Start of Record excerpts

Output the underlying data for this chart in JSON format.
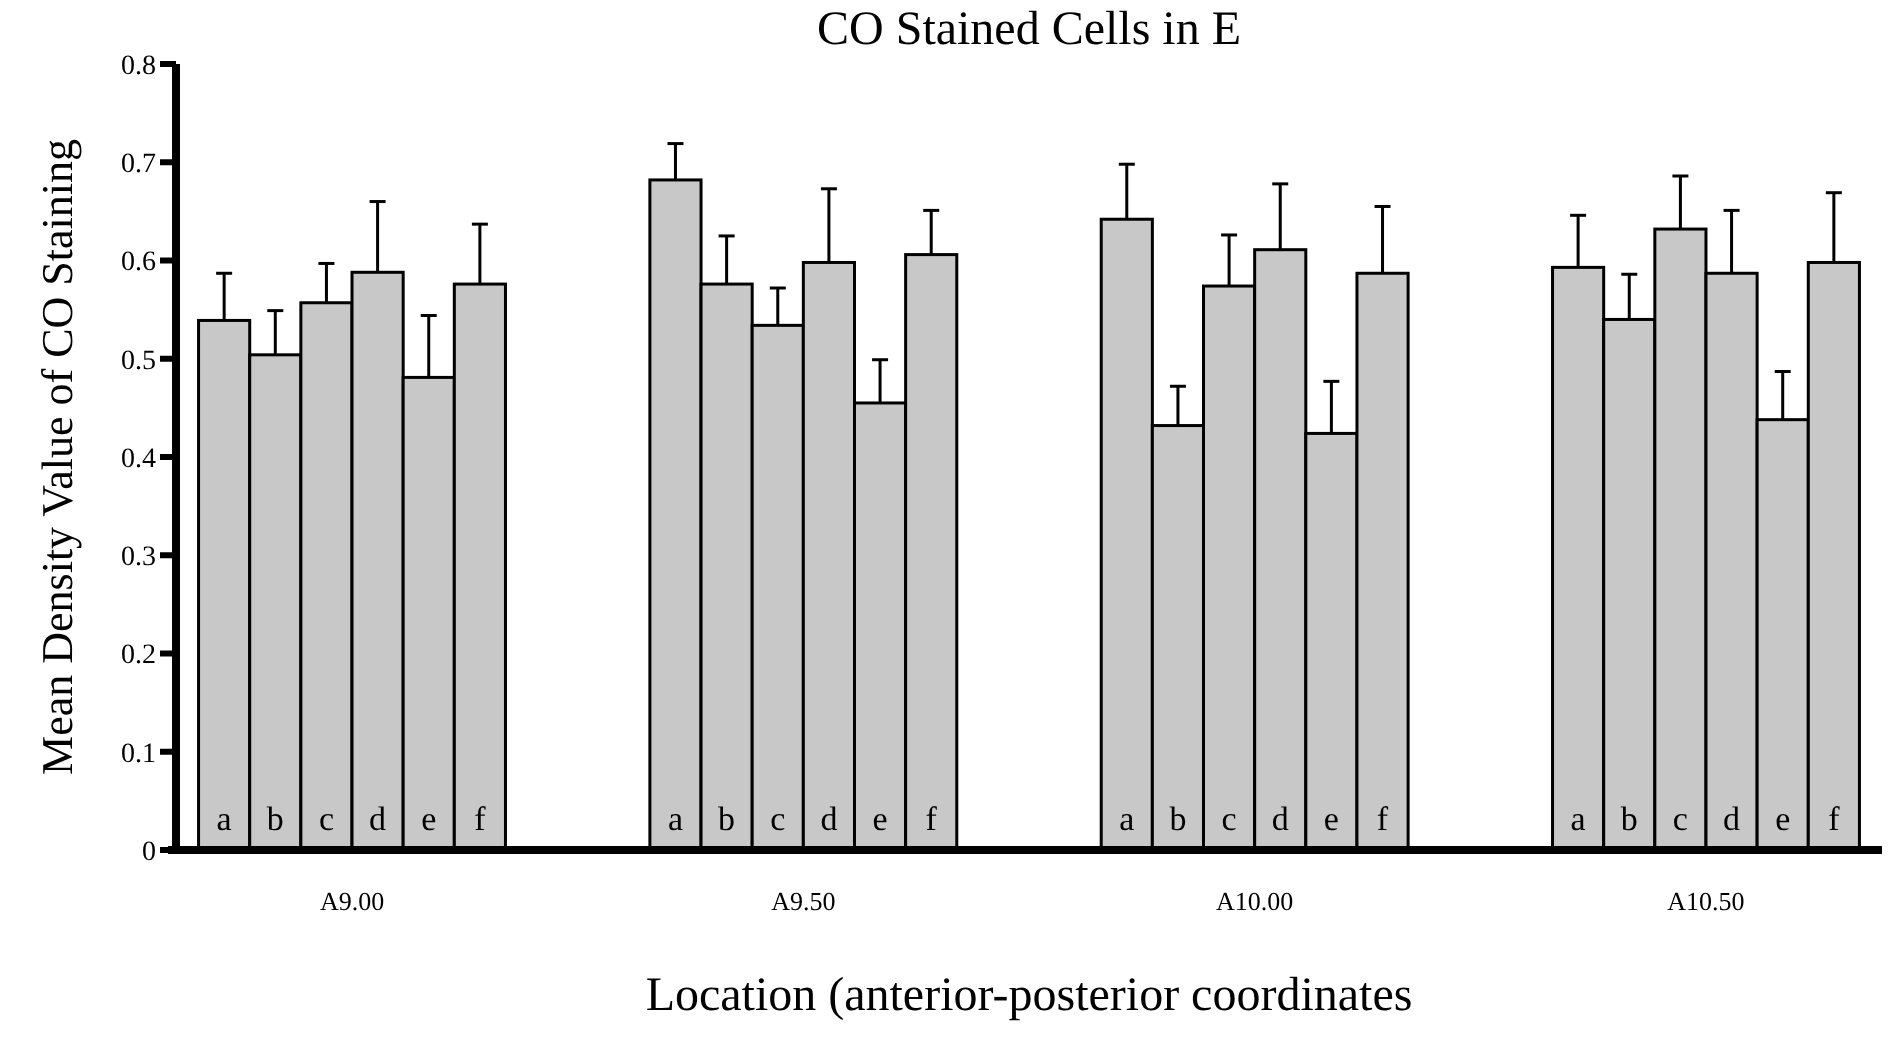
{
  "chart_data": {
    "type": "bar",
    "title": "CO Stained Cells in E",
    "xlabel": "Location (anterior-posterior coordinates",
    "ylabel": "Mean Density Value of CO Staining",
    "categories": [
      "A9.00",
      "A9.50",
      "A10.00",
      "A10.50"
    ],
    "series": [
      {
        "name": "a",
        "color": "#c8c8c8",
        "values": [
          0.539,
          0.682,
          0.642,
          0.593
        ],
        "errors": [
          [
            0.539,
            0.587
          ],
          [
            0.682,
            0.719
          ],
          [
            0.642,
            0.698
          ],
          [
            0.593,
            0.646
          ]
        ]
      },
      {
        "name": "b",
        "color": "#c8c8c8",
        "values": [
          0.504,
          0.576,
          0.432,
          0.54
        ],
        "errors": [
          [
            0.504,
            0.549
          ],
          [
            0.576,
            0.625
          ],
          [
            0.432,
            0.472
          ],
          [
            0.54,
            0.586
          ]
        ]
      },
      {
        "name": "c",
        "color": "#c8c8c8",
        "values": [
          0.557,
          0.534,
          0.574,
          0.632
        ],
        "errors": [
          [
            0.557,
            0.597
          ],
          [
            0.534,
            0.572
          ],
          [
            0.574,
            0.626
          ],
          [
            0.632,
            0.686
          ]
        ]
      },
      {
        "name": "d",
        "color": "#c8c8c8",
        "values": [
          0.588,
          0.598,
          0.611,
          0.587
        ],
        "errors": [
          [
            0.588,
            0.66
          ],
          [
            0.598,
            0.673
          ],
          [
            0.611,
            0.678
          ],
          [
            0.587,
            0.651
          ]
        ]
      },
      {
        "name": "e",
        "color": "#c8c8c8",
        "values": [
          0.481,
          0.455,
          0.424,
          0.438
        ],
        "errors": [
          [
            0.481,
            0.544
          ],
          [
            0.455,
            0.499
          ],
          [
            0.424,
            0.477
          ],
          [
            0.438,
            0.487
          ]
        ]
      },
      {
        "name": "f",
        "color": "#c8c8c8",
        "values": [
          0.576,
          0.606,
          0.587,
          0.598
        ],
        "errors": [
          [
            0.576,
            0.637
          ],
          [
            0.606,
            0.651
          ],
          [
            0.587,
            0.655
          ],
          [
            0.598,
            0.669
          ]
        ]
      }
    ],
    "ylim": [
      0,
      0.8
    ],
    "yticks": [
      0,
      0.1,
      0.2,
      0.3,
      0.4,
      0.5,
      0.6,
      0.7,
      0.8
    ],
    "grid": false,
    "legend": false
  }
}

End of Record excerpts

*Exercise objective*.
Strip the images and return the remaining data exactly.

*Result below*.
Output the underlying data for this chart in JSON format.
{
  "chart_data": {
    "type": "bar",
    "title": "CO Stained Cells in E",
    "xlabel": "Location (anterior-posterior coordinates",
    "ylabel": "Mean Density Value of CO Staining",
    "categories": [
      "A9.00",
      "A9.50",
      "A10.00",
      "A10.50"
    ],
    "series": [
      {
        "name": "a",
        "color": "#c8c8c8",
        "values": [
          0.539,
          0.682,
          0.642,
          0.593
        ],
        "errors": [
          [
            0.539,
            0.587
          ],
          [
            0.682,
            0.719
          ],
          [
            0.642,
            0.698
          ],
          [
            0.593,
            0.646
          ]
        ]
      },
      {
        "name": "b",
        "color": "#c8c8c8",
        "values": [
          0.504,
          0.576,
          0.432,
          0.54
        ],
        "errors": [
          [
            0.504,
            0.549
          ],
          [
            0.576,
            0.625
          ],
          [
            0.432,
            0.472
          ],
          [
            0.54,
            0.586
          ]
        ]
      },
      {
        "name": "c",
        "color": "#c8c8c8",
        "values": [
          0.557,
          0.534,
          0.574,
          0.632
        ],
        "errors": [
          [
            0.557,
            0.597
          ],
          [
            0.534,
            0.572
          ],
          [
            0.574,
            0.626
          ],
          [
            0.632,
            0.686
          ]
        ]
      },
      {
        "name": "d",
        "color": "#c8c8c8",
        "values": [
          0.588,
          0.598,
          0.611,
          0.587
        ],
        "errors": [
          [
            0.588,
            0.66
          ],
          [
            0.598,
            0.673
          ],
          [
            0.611,
            0.678
          ],
          [
            0.587,
            0.651
          ]
        ]
      },
      {
        "name": "e",
        "color": "#c8c8c8",
        "values": [
          0.481,
          0.455,
          0.424,
          0.438
        ],
        "errors": [
          [
            0.481,
            0.544
          ],
          [
            0.455,
            0.499
          ],
          [
            0.424,
            0.477
          ],
          [
            0.438,
            0.487
          ]
        ]
      },
      {
        "name": "f",
        "color": "#c8c8c8",
        "values": [
          0.576,
          0.606,
          0.587,
          0.598
        ],
        "errors": [
          [
            0.576,
            0.637
          ],
          [
            0.606,
            0.651
          ],
          [
            0.587,
            0.655
          ],
          [
            0.598,
            0.669
          ]
        ]
      }
    ],
    "ylim": [
      0,
      0.8
    ],
    "yticks": [
      0,
      0.1,
      0.2,
      0.3,
      0.4,
      0.5,
      0.6,
      0.7,
      0.8
    ],
    "grid": false,
    "legend": false
  }
}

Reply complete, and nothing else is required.